Requirement: Report, as a bare number, how many lines contain the string "vaisseaux".

─── Provided records ───

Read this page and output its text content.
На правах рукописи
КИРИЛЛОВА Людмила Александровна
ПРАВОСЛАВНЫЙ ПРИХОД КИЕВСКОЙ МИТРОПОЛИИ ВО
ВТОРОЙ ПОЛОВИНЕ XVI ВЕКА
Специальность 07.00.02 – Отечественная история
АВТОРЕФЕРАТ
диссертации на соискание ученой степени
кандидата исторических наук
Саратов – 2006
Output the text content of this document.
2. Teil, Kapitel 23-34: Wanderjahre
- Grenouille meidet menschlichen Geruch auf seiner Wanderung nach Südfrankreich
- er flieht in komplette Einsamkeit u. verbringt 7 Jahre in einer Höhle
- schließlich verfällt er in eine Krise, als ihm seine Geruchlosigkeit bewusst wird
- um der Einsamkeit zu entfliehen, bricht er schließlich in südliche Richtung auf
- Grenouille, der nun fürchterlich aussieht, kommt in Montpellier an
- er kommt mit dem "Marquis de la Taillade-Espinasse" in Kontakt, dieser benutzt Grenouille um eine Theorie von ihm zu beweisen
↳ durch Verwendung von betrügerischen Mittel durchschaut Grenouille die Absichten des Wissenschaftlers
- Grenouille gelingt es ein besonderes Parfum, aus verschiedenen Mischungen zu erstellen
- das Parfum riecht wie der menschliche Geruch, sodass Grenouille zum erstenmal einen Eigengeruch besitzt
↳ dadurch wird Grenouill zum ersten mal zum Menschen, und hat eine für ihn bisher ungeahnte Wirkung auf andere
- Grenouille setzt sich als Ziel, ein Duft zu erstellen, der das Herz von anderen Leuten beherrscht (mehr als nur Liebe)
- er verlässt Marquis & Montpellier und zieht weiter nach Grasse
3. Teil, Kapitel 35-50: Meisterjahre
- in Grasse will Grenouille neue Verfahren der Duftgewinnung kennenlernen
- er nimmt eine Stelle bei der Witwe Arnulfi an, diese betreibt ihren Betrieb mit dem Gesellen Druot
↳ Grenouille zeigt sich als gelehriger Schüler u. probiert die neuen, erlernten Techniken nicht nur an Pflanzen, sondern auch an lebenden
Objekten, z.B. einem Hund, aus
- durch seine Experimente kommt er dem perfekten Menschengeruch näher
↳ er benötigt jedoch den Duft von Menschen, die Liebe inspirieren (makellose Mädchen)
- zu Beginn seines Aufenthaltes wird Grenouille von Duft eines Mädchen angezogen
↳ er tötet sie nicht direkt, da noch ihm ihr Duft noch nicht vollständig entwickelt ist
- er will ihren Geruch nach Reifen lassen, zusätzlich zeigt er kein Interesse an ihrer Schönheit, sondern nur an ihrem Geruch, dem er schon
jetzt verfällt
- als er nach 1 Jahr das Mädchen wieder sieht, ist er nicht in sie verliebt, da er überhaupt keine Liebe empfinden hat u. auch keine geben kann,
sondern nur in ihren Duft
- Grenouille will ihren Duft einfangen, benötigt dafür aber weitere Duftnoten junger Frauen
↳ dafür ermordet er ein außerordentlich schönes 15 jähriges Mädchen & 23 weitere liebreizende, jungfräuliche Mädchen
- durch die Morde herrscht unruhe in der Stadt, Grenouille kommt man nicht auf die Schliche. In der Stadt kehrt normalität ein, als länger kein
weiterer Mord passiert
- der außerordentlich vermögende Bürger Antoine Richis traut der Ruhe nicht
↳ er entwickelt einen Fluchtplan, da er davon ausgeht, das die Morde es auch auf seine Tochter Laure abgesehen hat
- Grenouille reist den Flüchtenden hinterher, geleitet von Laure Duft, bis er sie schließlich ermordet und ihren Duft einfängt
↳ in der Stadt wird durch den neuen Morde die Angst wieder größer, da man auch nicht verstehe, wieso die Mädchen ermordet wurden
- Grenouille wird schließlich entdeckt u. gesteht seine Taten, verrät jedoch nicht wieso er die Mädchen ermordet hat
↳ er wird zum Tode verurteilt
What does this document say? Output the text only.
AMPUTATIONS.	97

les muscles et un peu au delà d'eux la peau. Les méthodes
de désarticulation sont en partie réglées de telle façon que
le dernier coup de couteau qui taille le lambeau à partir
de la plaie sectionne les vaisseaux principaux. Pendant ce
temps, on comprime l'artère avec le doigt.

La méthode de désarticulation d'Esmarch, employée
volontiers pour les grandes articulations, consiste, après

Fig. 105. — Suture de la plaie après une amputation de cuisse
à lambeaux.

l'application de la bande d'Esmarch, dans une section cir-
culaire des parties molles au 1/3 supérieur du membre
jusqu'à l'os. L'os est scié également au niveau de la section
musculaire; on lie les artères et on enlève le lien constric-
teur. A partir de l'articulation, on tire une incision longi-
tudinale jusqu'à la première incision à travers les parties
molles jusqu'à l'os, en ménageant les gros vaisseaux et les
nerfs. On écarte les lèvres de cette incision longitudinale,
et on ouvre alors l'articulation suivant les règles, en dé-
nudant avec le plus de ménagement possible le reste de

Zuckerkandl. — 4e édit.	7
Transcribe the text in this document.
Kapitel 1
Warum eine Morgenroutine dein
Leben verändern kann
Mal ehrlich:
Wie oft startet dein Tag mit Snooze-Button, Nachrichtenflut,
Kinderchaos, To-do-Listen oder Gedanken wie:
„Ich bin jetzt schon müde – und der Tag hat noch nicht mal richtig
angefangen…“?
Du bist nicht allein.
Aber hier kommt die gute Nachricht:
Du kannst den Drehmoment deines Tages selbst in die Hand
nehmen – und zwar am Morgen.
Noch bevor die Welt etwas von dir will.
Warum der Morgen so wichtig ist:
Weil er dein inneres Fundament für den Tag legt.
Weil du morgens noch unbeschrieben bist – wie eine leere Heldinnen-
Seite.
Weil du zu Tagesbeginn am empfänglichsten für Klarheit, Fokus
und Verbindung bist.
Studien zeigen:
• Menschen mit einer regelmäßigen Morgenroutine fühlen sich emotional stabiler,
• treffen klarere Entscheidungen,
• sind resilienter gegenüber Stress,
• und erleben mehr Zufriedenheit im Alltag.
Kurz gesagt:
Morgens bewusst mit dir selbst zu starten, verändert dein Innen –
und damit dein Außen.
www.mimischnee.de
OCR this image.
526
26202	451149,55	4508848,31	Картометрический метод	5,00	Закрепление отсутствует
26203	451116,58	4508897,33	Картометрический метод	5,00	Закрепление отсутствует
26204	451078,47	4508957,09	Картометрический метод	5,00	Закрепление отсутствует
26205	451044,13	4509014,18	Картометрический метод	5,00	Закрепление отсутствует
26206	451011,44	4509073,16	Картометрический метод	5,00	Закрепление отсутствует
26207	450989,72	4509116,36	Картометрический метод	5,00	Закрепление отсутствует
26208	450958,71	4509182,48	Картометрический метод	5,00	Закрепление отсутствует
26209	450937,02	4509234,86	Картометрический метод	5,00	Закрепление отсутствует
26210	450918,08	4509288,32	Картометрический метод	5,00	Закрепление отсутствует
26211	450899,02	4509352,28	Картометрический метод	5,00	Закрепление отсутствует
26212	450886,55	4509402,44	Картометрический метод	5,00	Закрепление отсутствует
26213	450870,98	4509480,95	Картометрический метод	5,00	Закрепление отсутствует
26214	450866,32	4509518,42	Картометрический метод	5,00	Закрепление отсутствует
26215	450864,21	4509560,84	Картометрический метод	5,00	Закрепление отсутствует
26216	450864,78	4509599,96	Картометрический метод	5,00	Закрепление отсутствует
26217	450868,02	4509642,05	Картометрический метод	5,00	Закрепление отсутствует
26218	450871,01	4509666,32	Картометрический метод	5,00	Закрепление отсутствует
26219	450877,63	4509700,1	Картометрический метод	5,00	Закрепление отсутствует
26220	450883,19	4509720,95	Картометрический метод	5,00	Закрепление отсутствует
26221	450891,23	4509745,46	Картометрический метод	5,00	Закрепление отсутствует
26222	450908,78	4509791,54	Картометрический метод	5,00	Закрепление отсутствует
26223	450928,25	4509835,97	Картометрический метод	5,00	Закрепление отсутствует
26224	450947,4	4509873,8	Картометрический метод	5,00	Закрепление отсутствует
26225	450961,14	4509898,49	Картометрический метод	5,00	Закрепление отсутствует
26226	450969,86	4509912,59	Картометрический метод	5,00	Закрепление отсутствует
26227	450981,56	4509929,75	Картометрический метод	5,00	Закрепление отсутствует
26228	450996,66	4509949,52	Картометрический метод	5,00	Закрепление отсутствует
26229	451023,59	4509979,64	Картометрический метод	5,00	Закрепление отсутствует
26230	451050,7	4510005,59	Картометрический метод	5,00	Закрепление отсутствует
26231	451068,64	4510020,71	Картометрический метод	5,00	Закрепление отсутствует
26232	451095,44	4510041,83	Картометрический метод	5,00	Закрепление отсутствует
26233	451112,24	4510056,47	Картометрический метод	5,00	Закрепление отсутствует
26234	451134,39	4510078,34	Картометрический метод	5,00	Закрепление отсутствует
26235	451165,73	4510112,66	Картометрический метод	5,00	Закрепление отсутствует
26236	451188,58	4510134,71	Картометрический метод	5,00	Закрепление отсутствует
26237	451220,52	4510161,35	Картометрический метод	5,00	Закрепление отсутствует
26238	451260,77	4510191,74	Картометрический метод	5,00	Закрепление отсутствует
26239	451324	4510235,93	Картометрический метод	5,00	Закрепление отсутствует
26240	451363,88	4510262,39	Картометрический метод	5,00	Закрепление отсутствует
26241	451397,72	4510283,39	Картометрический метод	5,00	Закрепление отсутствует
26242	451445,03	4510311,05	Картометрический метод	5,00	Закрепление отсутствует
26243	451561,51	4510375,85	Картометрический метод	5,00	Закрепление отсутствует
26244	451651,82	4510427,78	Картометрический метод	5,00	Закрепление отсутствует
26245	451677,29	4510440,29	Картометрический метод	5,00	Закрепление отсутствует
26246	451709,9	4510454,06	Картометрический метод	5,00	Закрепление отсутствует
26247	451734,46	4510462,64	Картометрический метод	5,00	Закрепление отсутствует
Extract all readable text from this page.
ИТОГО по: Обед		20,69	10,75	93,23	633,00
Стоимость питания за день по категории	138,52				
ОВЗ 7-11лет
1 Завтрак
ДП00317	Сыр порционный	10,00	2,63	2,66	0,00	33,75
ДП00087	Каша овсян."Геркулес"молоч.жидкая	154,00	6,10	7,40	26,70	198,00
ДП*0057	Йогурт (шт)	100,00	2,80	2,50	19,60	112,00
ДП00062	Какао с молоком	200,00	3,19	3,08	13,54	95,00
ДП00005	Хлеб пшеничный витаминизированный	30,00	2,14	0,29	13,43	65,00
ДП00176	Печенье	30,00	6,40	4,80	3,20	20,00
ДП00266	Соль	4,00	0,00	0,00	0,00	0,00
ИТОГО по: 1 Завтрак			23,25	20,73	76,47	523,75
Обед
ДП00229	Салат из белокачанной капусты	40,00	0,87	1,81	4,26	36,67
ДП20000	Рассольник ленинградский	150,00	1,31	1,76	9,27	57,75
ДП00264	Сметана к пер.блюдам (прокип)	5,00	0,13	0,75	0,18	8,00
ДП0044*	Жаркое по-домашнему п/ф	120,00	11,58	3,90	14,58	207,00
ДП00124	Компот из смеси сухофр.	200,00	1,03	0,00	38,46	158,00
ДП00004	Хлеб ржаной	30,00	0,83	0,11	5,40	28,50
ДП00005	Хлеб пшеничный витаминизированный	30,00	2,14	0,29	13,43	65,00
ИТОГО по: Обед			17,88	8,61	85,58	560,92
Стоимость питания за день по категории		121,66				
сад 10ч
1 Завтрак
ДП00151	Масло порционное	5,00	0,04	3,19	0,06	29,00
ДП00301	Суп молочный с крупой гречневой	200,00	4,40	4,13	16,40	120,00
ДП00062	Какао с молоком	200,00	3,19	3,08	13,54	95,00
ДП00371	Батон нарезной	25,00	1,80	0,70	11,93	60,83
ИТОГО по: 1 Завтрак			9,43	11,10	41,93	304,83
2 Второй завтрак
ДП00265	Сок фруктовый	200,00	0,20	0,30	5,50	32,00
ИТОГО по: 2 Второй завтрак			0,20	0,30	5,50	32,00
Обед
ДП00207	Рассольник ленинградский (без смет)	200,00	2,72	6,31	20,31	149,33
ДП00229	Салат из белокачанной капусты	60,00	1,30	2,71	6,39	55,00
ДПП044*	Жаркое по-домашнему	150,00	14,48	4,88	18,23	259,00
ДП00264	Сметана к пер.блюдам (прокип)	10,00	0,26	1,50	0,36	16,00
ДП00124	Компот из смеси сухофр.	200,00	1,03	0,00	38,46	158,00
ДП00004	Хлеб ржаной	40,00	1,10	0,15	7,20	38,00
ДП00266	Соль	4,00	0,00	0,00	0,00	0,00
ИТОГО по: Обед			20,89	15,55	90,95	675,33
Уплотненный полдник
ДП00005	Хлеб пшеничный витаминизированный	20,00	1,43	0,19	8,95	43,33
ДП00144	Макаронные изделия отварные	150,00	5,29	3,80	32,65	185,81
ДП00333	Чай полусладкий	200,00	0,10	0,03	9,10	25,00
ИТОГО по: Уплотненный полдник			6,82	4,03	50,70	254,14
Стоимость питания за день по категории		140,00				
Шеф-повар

───

Answer for this exercise: 2